Stated problem a.
According to the off-road driving page, what is a major difference between off-road driving and driving in urban areas?

Document segment.
* BEGIN *

Off-road driving by learning from interaction and demonstration

Off-road driving by learning from interaction and demonstration

Published: by

Off-road driving by learning from interaction and demonstration

Off-road driving is an important robotics task with applications in agriculture, mining, exploration, and defense. While off-road driving has many similarities to driving in urban areas, a major difference is a lack of an obstacle/no obstacle dichotomy. That is, in off-road scenarios, not all objects are obstacles, and identifying which objects are traversable in a reliable way is critical.

Our research covers a wide range of topics that aim at expanding the robot’s capability as well as improving its robustness in challenging environments. We utilize modern machine learning techniques while eliminating the exhausting hand-labeling process. In specific, we explore self-supervised learning and learning-from-demonstration to understand the terrain traversability cost and vehicle dynamics from large-scale interaction data, online adapt the cost and dynamics model to overcome the out-of-distribution failures. Our system doesn’t require human labeled data, instead, it relies on its own experiences of interacting with the environment, while being aware of the uncertainty in each model, and online adapt the model in novel situations. We will explain our design philosophy in more detail and introduce the key components in the following sections.

* END *

Data.
* BEGIN *

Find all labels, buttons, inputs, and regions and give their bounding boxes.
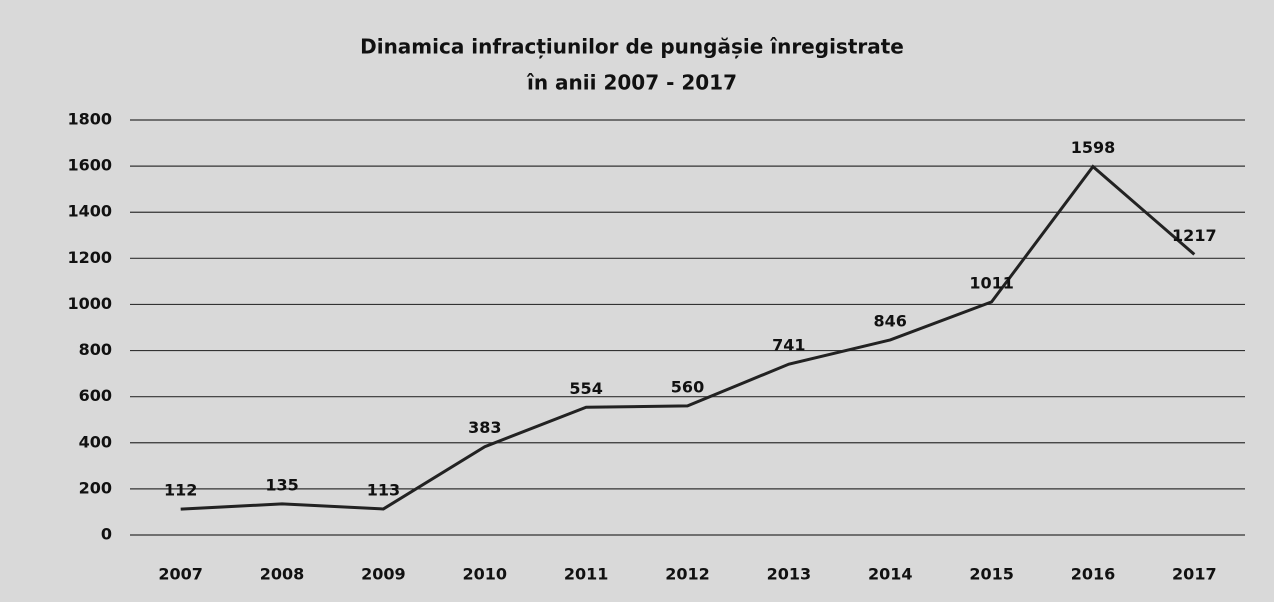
data-label: 554 <box>569 379 602 398</box>
x-tick-label: 2007 <box>158 565 203 584</box>
data-label: 560 <box>671 377 704 396</box>
x-tick-label: 2009 <box>361 565 406 584</box>
data-label: 1011 <box>969 273 1014 292</box>
x-tick-label: 2017 <box>1172 565 1217 584</box>
data-label: 383 <box>468 418 501 437</box>
x-tick-label: 2010 <box>463 565 508 584</box>
y-tick-label: 0 <box>101 525 112 544</box>
y-tick-label: 1800 <box>67 110 112 129</box>
y-tick-label: 200 <box>79 478 112 497</box>
x-tick-label: 2013 <box>767 565 812 584</box>
data-label: 1598 <box>1071 138 1116 157</box>
chart-title: Dinamica infracțiunilor de pungășie înre… <box>360 35 904 59</box>
y-tick-label: 1200 <box>67 248 112 267</box>
x-tick-label: 2008 <box>260 565 305 584</box>
x-tick-label: 2011 <box>564 565 609 584</box>
data-label: 113 <box>367 480 400 499</box>
chart-subtitle: în anii 2007 - 2017 <box>526 71 737 95</box>
data-label: 741 <box>772 336 805 355</box>
x-tick-label: 2015 <box>969 565 1014 584</box>
data-label: 135 <box>265 475 298 494</box>
y-tick-label: 1000 <box>67 294 112 313</box>
data-label: 112 <box>164 481 197 500</box>
x-tick-label: 2016 <box>1071 565 1116 584</box>
y-tick-label: 600 <box>79 386 112 405</box>
data-label: 1217 <box>1172 226 1217 245</box>
data-label: 846 <box>874 311 907 330</box>
y-tick-label: 400 <box>79 432 112 451</box>
line <box>180 164 1196 511</box>
y-tick-label: 800 <box>79 340 112 359</box>
x-tick-label: 2014 <box>868 565 913 584</box>
x-tick-label: 2012 <box>665 565 710 584</box>
y-tick-label: 1600 <box>67 156 112 175</box>
y-tick-label: 1400 <box>67 202 112 221</box>
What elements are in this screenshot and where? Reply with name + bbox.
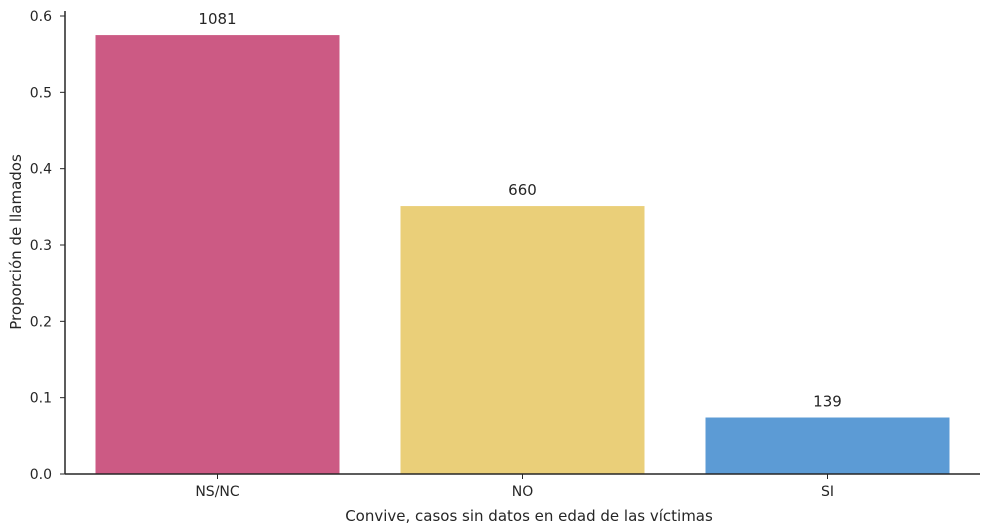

* END *

Stated problem b.
Recast the lines of the records as a Markdown table with the columns Number and Record line, starting at the line that contains "data-label: 554 <box>569 379 602 398</box>" and ending at the line that contains "y-tick-label: 200 <box>79 478 112 497</box>". Leave out any blank lines.

Complete answer a.
Off-road driving lacks an obstacle/no obstacle dichotomy.

Complete answer b.
| Number | Record line |
|---|---|
| 1 | data-label: 554 <box>569 379 602 398</box> |
| 2 | x-tick-label: 2007 <box>158 565 203 584</box> |
| 3 | data-label: 560 <box>671 377 704 396</box> |
| 4 | x-tick-label: 2009 <box>361 565 406 584</box> |
| 5 | data-label: 1011 <box>969 273 1014 292</box> |
| 6 | x-tick-label: 2017 <box>1172 565 1217 584</box> |
| 7 | data-label: 383 <box>468 418 501 437</box> |
| 8 | x-tick-label: 2010 <box>463 565 508 584</box> |
| 9 | y-tick-label: 0 <box>101 525 112 544</box> |
| 10 | y-tick-label: 1800 <box>67 110 112 129</box> |
| 11 | y-tick-label: 200 <box>79 478 112 497</box> |